Each record below is to be copied word for word, with pictures removed.
########################################
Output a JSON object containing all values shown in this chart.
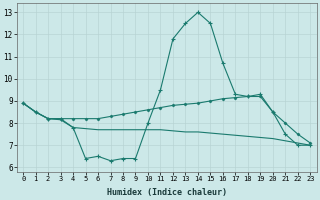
{
  "xlabel": "Humidex (Indice chaleur)",
  "bg_color": "#cce8e8",
  "line_color": "#1a7a6e",
  "grid_color": "#b8d4d4",
  "xlim": [
    -0.5,
    23.5
  ],
  "ylim": [
    5.8,
    13.4
  ],
  "yticks": [
    6,
    7,
    8,
    9,
    10,
    11,
    12,
    13
  ],
  "xticks": [
    0,
    1,
    2,
    3,
    4,
    5,
    6,
    7,
    8,
    9,
    10,
    11,
    12,
    13,
    14,
    15,
    16,
    17,
    18,
    19,
    20,
    21,
    22,
    23
  ],
  "line1_x": [
    0,
    1,
    2,
    3,
    4,
    5,
    6,
    7,
    8,
    9,
    10,
    11,
    12,
    13,
    14,
    15,
    16,
    17,
    18,
    19,
    20,
    21,
    22,
    23
  ],
  "line1_y": [
    8.9,
    8.5,
    8.2,
    8.2,
    7.8,
    6.4,
    6.5,
    6.3,
    6.4,
    6.4,
    8.0,
    9.5,
    11.8,
    12.5,
    13.0,
    12.5,
    10.7,
    9.3,
    9.2,
    9.3,
    8.5,
    7.5,
    7.0,
    7.0
  ],
  "line2_x": [
    0,
    1,
    2,
    3,
    4,
    5,
    6,
    7,
    8,
    9,
    10,
    11,
    12,
    13,
    14,
    15,
    16,
    17,
    18,
    19,
    20,
    21,
    22,
    23
  ],
  "line2_y": [
    8.9,
    8.5,
    8.2,
    8.2,
    8.2,
    8.2,
    8.2,
    8.3,
    8.4,
    8.5,
    8.6,
    8.7,
    8.8,
    8.85,
    8.9,
    9.0,
    9.1,
    9.15,
    9.2,
    9.2,
    8.5,
    8.0,
    7.5,
    7.1
  ],
  "line3_x": [
    0,
    1,
    2,
    3,
    4,
    5,
    6,
    7,
    8,
    9,
    10,
    11,
    12,
    13,
    14,
    15,
    16,
    17,
    18,
    19,
    20,
    21,
    22,
    23
  ],
  "line3_y": [
    8.9,
    8.5,
    8.2,
    8.15,
    7.8,
    7.75,
    7.7,
    7.7,
    7.7,
    7.7,
    7.7,
    7.7,
    7.65,
    7.6,
    7.6,
    7.55,
    7.5,
    7.45,
    7.4,
    7.35,
    7.3,
    7.2,
    7.1,
    7.0
  ]
}
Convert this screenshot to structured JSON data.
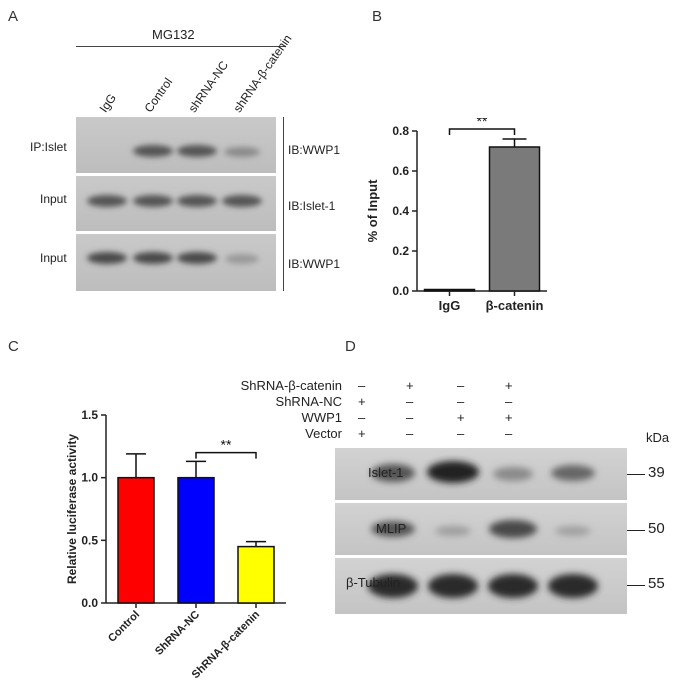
{
  "panels": {
    "a": "A",
    "b": "B",
    "c": "C",
    "d": "D"
  },
  "panel_a": {
    "treatment": "MG132",
    "lanes": [
      "IgG",
      "Control",
      "shRNA-NC",
      "shRNA-β-catenin"
    ],
    "rows": [
      {
        "left": "IP:Islet",
        "right": "IB:WWP1"
      },
      {
        "left": "Input",
        "right": "IB:Islet-1"
      },
      {
        "left": "Input",
        "right": "IB:WWP1"
      }
    ]
  },
  "panel_d": {
    "conditions": [
      {
        "label": "ShRNA-β-catenin",
        "marks": [
          "–",
          "+",
          "–",
          "+"
        ]
      },
      {
        "label": "ShRNA-NC",
        "marks": [
          "+",
          "–",
          "–",
          "–"
        ]
      },
      {
        "label": "WWP1",
        "marks": [
          "–",
          "–",
          "+",
          "+"
        ]
      },
      {
        "label": "Vector",
        "marks": [
          "+",
          "–",
          "–",
          "–"
        ]
      }
    ],
    "kda_label": "kDa",
    "blots": [
      {
        "label": "Islet-1",
        "kda": "39"
      },
      {
        "label": "MLIP",
        "kda": "50"
      },
      {
        "label": "β-Tubulin",
        "kda": "55"
      }
    ]
  },
  "chart_data": [
    {
      "type": "bar",
      "categories": [
        "IgG",
        "β-catenin"
      ],
      "values": [
        0.0,
        0.72
      ],
      "errors": [
        0.0,
        0.04
      ],
      "ylabel": "% of Input",
      "ylim": [
        0,
        0.8
      ],
      "yticks": [
        "0.0",
        "0.2",
        "0.4",
        "0.6",
        "0.8"
      ],
      "significance": "**",
      "colors": [
        "#7a7a7a",
        "#7a7a7a"
      ]
    },
    {
      "type": "bar",
      "categories": [
        "Control",
        "ShRNA-NC",
        "ShRNA-β-catenin"
      ],
      "values": [
        1.0,
        1.0,
        0.45
      ],
      "errors": [
        0.19,
        0.13,
        0.04
      ],
      "ylabel": "Relative luciferase activity",
      "ylim": [
        0,
        1.5
      ],
      "yticks": [
        "0.0",
        "0.5",
        "1.0",
        "1.5"
      ],
      "significance": "**",
      "colors": [
        "#ff0000",
        "#0000ff",
        "#ffff00"
      ]
    }
  ]
}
########################################
### [OUTPUT FOR THIS EXERCISE]
Output a JSON object containing all values shown in this chart.
{
  "xlabel": "Humidex (Indice chaleur)",
  "bg_color": "#cce8e8",
  "line_color": "#1a7a6e",
  "grid_color": "#b8d4d4",
  "xlim": [
    -0.5,
    23.5
  ],
  "ylim": [
    5.8,
    13.4
  ],
  "yticks": [
    6,
    7,
    8,
    9,
    10,
    11,
    12,
    13
  ],
  "xticks": [
    0,
    1,
    2,
    3,
    4,
    5,
    6,
    7,
    8,
    9,
    10,
    11,
    12,
    13,
    14,
    15,
    16,
    17,
    18,
    19,
    20,
    21,
    22,
    23
  ],
  "line1_x": [
    0,
    1,
    2,
    3,
    4,
    5,
    6,
    7,
    8,
    9,
    10,
    11,
    12,
    13,
    14,
    15,
    16,
    17,
    18,
    19,
    20,
    21,
    22,
    23
  ],
  "line1_y": [
    8.9,
    8.5,
    8.2,
    8.2,
    7.8,
    6.4,
    6.5,
    6.3,
    6.4,
    6.4,
    8.0,
    9.5,
    11.8,
    12.5,
    13.0,
    12.5,
    10.7,
    9.3,
    9.2,
    9.3,
    8.5,
    7.5,
    7.0,
    7.0
  ],
  "line2_x": [
    0,
    1,
    2,
    3,
    4,
    5,
    6,
    7,
    8,
    9,
    10,
    11,
    12,
    13,
    14,
    15,
    16,
    17,
    18,
    19,
    20,
    21,
    22,
    23
  ],
  "line2_y": [
    8.9,
    8.5,
    8.2,
    8.2,
    8.2,
    8.2,
    8.2,
    8.3,
    8.4,
    8.5,
    8.6,
    8.7,
    8.8,
    8.85,
    8.9,
    9.0,
    9.1,
    9.15,
    9.2,
    9.2,
    8.5,
    8.0,
    7.5,
    7.1
  ],
  "line3_x": [
    0,
    1,
    2,
    3,
    4,
    5,
    6,
    7,
    8,
    9,
    10,
    11,
    12,
    13,
    14,
    15,
    16,
    17,
    18,
    19,
    20,
    21,
    22,
    23
  ],
  "line3_y": [
    8.9,
    8.5,
    8.2,
    8.15,
    7.8,
    7.75,
    7.7,
    7.7,
    7.7,
    7.7,
    7.7,
    7.7,
    7.65,
    7.6,
    7.6,
    7.55,
    7.5,
    7.45,
    7.4,
    7.35,
    7.3,
    7.2,
    7.1,
    7.0
  ]
}
Convert this screenshot to structured JSON data.
{
  "panels": {
    "a": "A",
    "b": "B",
    "c": "C",
    "d": "D"
  },
  "panel_a": {
    "treatment": "MG132",
    "lanes": [
      "IgG",
      "Control",
      "shRNA-NC",
      "shRNA-β-catenin"
    ],
    "rows": [
      {
        "left": "IP:Islet",
        "right": "IB:WWP1"
      },
      {
        "left": "Input",
        "right": "IB:Islet-1"
      },
      {
        "left": "Input",
        "right": "IB:WWP1"
      }
    ]
  },
  "panel_d": {
    "conditions": [
      {
        "label": "ShRNA-β-catenin",
        "marks": [
          "–",
          "+",
          "–",
          "+"
        ]
      },
      {
        "label": "ShRNA-NC",
        "marks": [
          "+",
          "–",
          "–",
          "–"
        ]
      },
      {
        "label": "WWP1",
        "marks": [
          "–",
          "–",
          "+",
          "+"
        ]
      },
      {
        "label": "Vector",
        "marks": [
          "+",
          "–",
          "–",
          "–"
        ]
      }
    ],
    "kda_label": "kDa",
    "blots": [
      {
        "label": "Islet-1",
        "kda": "39"
      },
      {
        "label": "MLIP",
        "kda": "50"
      },
      {
        "label": "β-Tubulin",
        "kda": "55"
      }
    ]
  },
  "chart_data": [
    {
      "type": "bar",
      "categories": [
        "IgG",
        "β-catenin"
      ],
      "values": [
        0.0,
        0.72
      ],
      "errors": [
        0.0,
        0.04
      ],
      "ylabel": "% of Input",
      "ylim": [
        0,
        0.8
      ],
      "yticks": [
        "0.0",
        "0.2",
        "0.4",
        "0.6",
        "0.8"
      ],
      "significance": "**",
      "colors": [
        "#7a7a7a",
        "#7a7a7a"
      ]
    },
    {
      "type": "bar",
      "categories": [
        "Control",
        "ShRNA-NC",
        "ShRNA-β-catenin"
      ],
      "values": [
        1.0,
        1.0,
        0.45
      ],
      "errors": [
        0.19,
        0.13,
        0.04
      ],
      "ylabel": "Relative luciferase activity",
      "ylim": [
        0,
        1.5
      ],
      "yticks": [
        "0.0",
        "0.5",
        "1.0",
        "1.5"
      ],
      "significance": "**",
      "colors": [
        "#ff0000",
        "#0000ff",
        "#ffff00"
      ]
    }
  ]
}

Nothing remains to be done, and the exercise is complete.